◆ **What to do**
Determine how many lines carry the word "Properties". Output that number only.

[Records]

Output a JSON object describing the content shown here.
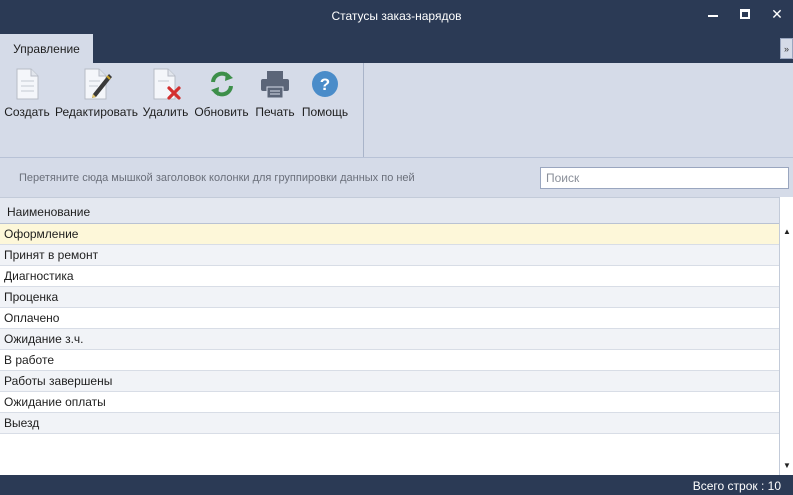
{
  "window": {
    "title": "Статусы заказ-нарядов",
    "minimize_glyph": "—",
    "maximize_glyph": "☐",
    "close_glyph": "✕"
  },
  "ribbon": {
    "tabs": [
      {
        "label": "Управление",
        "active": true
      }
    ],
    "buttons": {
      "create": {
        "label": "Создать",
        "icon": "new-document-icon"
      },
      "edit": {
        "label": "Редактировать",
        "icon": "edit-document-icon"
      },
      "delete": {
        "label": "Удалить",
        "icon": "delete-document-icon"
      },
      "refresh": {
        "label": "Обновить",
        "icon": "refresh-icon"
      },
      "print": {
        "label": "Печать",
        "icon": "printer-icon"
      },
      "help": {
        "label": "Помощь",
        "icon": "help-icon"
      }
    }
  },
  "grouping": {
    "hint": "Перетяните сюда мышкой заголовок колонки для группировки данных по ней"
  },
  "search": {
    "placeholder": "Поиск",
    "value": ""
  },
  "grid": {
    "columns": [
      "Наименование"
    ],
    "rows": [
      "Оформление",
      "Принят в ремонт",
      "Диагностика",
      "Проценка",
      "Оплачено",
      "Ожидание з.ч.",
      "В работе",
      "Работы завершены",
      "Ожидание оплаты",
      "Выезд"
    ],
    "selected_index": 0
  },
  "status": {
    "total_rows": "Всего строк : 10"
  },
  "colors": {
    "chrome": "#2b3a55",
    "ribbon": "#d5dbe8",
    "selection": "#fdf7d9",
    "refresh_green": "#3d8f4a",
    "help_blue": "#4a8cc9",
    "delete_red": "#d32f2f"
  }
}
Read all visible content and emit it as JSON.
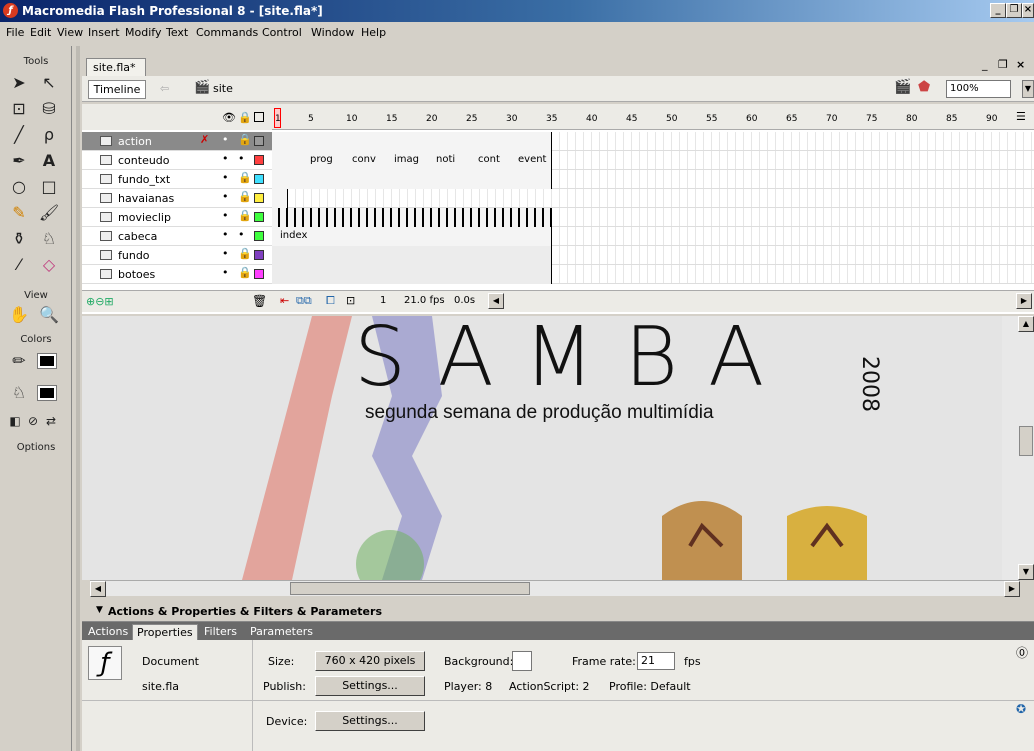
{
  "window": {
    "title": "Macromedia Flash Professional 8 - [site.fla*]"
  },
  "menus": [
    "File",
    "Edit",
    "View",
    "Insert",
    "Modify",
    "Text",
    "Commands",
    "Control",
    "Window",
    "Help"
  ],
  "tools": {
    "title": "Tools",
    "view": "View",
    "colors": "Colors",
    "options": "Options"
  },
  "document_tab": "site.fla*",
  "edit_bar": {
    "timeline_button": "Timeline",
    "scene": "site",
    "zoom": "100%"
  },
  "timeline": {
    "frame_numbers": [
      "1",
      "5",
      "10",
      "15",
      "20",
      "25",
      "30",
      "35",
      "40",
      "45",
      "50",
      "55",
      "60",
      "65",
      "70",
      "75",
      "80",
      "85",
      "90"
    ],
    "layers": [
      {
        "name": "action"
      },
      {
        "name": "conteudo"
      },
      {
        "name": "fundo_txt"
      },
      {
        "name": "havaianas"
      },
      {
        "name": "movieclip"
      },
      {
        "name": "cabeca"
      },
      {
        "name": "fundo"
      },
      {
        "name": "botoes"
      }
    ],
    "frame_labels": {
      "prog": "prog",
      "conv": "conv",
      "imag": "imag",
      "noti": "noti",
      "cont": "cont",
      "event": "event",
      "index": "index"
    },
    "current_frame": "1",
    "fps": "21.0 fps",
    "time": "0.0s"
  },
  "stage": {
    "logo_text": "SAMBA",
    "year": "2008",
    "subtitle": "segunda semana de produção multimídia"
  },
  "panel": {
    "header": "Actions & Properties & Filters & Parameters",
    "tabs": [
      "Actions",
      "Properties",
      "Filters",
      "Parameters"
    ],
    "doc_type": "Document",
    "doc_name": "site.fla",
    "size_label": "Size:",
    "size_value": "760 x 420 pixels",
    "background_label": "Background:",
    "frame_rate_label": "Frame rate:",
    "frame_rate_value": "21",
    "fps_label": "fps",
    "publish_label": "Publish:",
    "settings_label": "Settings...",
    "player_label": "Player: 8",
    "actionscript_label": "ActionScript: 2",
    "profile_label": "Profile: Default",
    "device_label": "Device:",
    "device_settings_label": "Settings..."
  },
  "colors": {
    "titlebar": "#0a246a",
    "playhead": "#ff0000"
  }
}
...
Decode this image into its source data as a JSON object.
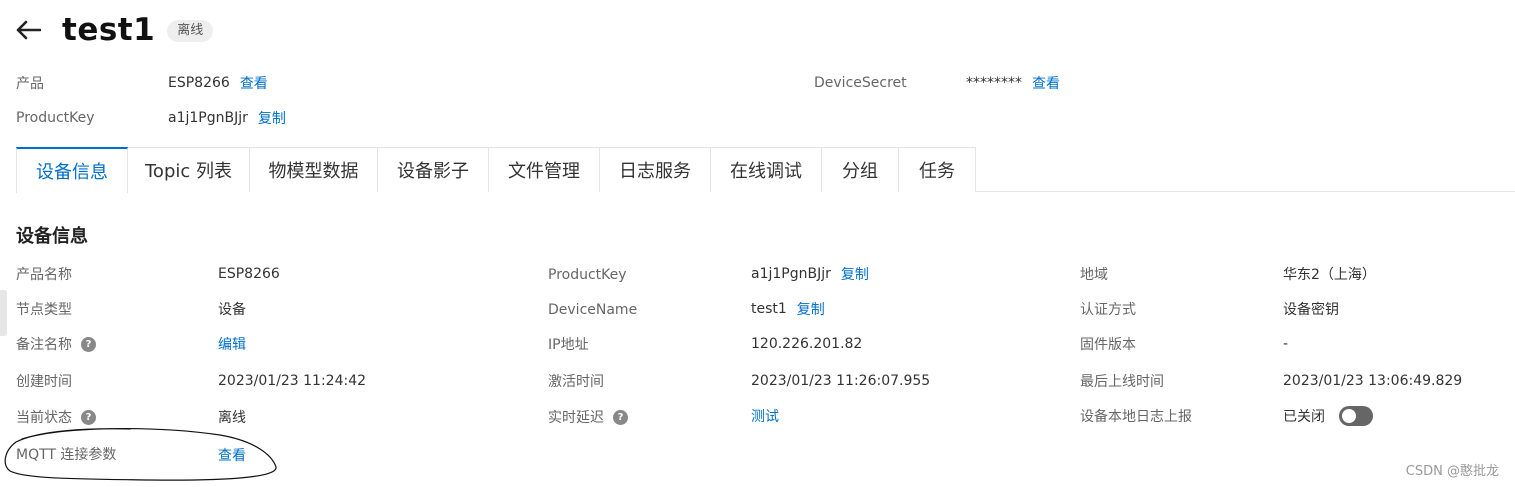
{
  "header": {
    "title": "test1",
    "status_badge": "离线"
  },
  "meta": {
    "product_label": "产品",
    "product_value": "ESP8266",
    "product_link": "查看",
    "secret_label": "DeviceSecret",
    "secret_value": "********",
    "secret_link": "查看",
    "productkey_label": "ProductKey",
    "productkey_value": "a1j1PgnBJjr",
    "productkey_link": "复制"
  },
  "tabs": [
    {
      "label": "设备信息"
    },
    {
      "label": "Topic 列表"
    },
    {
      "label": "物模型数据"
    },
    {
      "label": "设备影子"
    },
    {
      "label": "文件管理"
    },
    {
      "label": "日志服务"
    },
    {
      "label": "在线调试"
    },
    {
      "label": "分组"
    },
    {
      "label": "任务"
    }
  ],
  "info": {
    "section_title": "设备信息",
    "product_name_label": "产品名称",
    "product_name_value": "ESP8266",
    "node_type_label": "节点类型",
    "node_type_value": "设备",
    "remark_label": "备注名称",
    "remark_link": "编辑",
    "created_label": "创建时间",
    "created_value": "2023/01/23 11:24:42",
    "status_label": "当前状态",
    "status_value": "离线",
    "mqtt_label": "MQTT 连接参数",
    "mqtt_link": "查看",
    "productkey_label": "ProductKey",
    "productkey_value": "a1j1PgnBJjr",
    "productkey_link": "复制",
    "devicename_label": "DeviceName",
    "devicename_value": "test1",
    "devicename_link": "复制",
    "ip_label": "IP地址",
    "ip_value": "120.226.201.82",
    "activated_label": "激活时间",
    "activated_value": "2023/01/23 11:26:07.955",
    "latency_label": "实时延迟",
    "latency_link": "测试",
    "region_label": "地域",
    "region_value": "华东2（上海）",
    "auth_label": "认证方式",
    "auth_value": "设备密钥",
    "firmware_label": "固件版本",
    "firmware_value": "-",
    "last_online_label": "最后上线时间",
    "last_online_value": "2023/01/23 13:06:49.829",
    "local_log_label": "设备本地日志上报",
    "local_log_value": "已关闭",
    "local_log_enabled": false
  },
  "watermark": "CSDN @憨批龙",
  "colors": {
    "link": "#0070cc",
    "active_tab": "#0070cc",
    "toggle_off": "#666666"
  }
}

◆ **Problem solution**
2